>> begin
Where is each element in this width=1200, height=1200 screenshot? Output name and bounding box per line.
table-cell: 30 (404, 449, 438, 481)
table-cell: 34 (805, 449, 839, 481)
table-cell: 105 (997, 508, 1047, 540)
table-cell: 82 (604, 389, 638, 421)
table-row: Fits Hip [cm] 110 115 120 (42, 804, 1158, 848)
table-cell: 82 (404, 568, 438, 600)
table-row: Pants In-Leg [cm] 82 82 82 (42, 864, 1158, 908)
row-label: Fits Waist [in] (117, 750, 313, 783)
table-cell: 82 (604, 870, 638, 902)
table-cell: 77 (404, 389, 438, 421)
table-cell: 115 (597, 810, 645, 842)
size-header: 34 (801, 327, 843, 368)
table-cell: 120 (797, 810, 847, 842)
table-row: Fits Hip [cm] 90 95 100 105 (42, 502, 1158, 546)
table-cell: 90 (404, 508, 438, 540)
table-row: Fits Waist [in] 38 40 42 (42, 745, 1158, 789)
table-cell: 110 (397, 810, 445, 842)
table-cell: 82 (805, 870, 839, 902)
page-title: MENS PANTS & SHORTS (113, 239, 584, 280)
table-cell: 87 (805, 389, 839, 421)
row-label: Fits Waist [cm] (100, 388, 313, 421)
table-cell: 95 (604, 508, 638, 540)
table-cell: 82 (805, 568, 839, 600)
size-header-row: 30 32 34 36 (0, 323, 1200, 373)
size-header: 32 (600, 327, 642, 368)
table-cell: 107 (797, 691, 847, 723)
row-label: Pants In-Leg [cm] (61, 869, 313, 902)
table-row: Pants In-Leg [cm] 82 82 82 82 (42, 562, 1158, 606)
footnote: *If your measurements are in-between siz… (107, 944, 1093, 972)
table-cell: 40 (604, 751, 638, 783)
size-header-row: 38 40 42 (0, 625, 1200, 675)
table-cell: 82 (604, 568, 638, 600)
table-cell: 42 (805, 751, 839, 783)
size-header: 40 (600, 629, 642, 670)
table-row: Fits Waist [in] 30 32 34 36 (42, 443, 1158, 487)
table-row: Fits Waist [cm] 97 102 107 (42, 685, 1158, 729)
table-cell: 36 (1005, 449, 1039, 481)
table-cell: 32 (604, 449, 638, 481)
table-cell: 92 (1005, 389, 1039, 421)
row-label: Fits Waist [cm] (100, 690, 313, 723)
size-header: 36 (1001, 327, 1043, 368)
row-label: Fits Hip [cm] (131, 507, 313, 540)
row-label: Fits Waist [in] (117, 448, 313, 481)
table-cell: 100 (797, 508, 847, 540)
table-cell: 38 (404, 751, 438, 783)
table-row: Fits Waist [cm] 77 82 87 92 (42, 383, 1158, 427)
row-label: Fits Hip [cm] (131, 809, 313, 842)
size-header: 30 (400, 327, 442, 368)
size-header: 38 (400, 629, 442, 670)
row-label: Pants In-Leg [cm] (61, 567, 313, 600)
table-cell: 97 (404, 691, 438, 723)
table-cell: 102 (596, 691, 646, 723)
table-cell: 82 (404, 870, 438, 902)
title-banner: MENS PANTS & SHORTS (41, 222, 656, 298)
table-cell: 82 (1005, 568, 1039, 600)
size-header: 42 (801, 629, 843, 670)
>> end
Short exercise -> Copy every line of the material above word for word, with nothing changed or left out.

Result ->
Where is each element in this width=1200, height=1200 screenshot? Output name and bounding box per line.
table-cell: 30 (404, 449, 438, 481)
table-cell: 34 (805, 449, 839, 481)
table-cell: 105 (997, 508, 1047, 540)
table-cell: 82 (604, 389, 638, 421)
table-row: Fits Hip [cm] 110 115 120 (42, 804, 1158, 848)
table-cell: 82 (404, 568, 438, 600)
table-row: Pants In-Leg [cm] 82 82 82 (42, 864, 1158, 908)
row-label: Fits Waist [in] (117, 750, 313, 783)
table-cell: 82 (604, 870, 638, 902)
table-cell: 77 (404, 389, 438, 421)
table-cell: 115 (597, 810, 645, 842)
size-header: 34 (801, 327, 843, 368)
table-cell: 120 (797, 810, 847, 842)
table-row: Fits Hip [cm] 90 95 100 105 (42, 502, 1158, 546)
table-cell: 90 (404, 508, 438, 540)
table-row: Fits Waist [in] 38 40 42 (42, 745, 1158, 789)
table-cell: 110 (397, 810, 445, 842)
table-cell: 82 (805, 870, 839, 902)
page-title: MENS PANTS & SHORTS (113, 239, 584, 280)
table-cell: 87 (805, 389, 839, 421)
row-label: Fits Waist [cm] (100, 388, 313, 421)
table-cell: 95 (604, 508, 638, 540)
table-cell: 82 (805, 568, 839, 600)
size-header-row: 30 32 34 36 (0, 323, 1200, 373)
size-header: 32 (600, 327, 642, 368)
table-cell: 107 (797, 691, 847, 723)
row-label: Pants In-Leg [cm] (61, 869, 313, 902)
table-row: Pants In-Leg [cm] 82 82 82 82 (42, 562, 1158, 606)
footnote: *If your measurements are in-between siz… (107, 944, 1093, 972)
table-cell: 40 (604, 751, 638, 783)
size-header-row: 38 40 42 (0, 625, 1200, 675)
table-cell: 82 (604, 568, 638, 600)
table-cell: 42 (805, 751, 839, 783)
size-header: 40 (600, 629, 642, 670)
table-row: Fits Waist [in] 30 32 34 36 (42, 443, 1158, 487)
table-row: Fits Waist [cm] 97 102 107 (42, 685, 1158, 729)
table-cell: 36 (1005, 449, 1039, 481)
table-cell: 32 (604, 449, 638, 481)
table-cell: 92 (1005, 389, 1039, 421)
row-label: Fits Waist [cm] (100, 690, 313, 723)
size-header: 36 (1001, 327, 1043, 368)
row-label: Fits Hip [cm] (131, 507, 313, 540)
row-label: Fits Waist [in] (117, 448, 313, 481)
table-cell: 100 (797, 508, 847, 540)
table-cell: 38 (404, 751, 438, 783)
table-row: Fits Waist [cm] 77 82 87 92 (42, 383, 1158, 427)
row-label: Fits Hip [cm] (131, 809, 313, 842)
size-header: 30 (400, 327, 442, 368)
size-header: 38 (400, 629, 442, 670)
row-label: Pants In-Leg [cm] (61, 567, 313, 600)
table-cell: 97 (404, 691, 438, 723)
table-cell: 102 (596, 691, 646, 723)
table-cell: 82 (404, 870, 438, 902)
title-banner: MENS PANTS & SHORTS (41, 222, 656, 298)
table-cell: 82 (1005, 568, 1039, 600)
size-header: 42 (801, 629, 843, 670)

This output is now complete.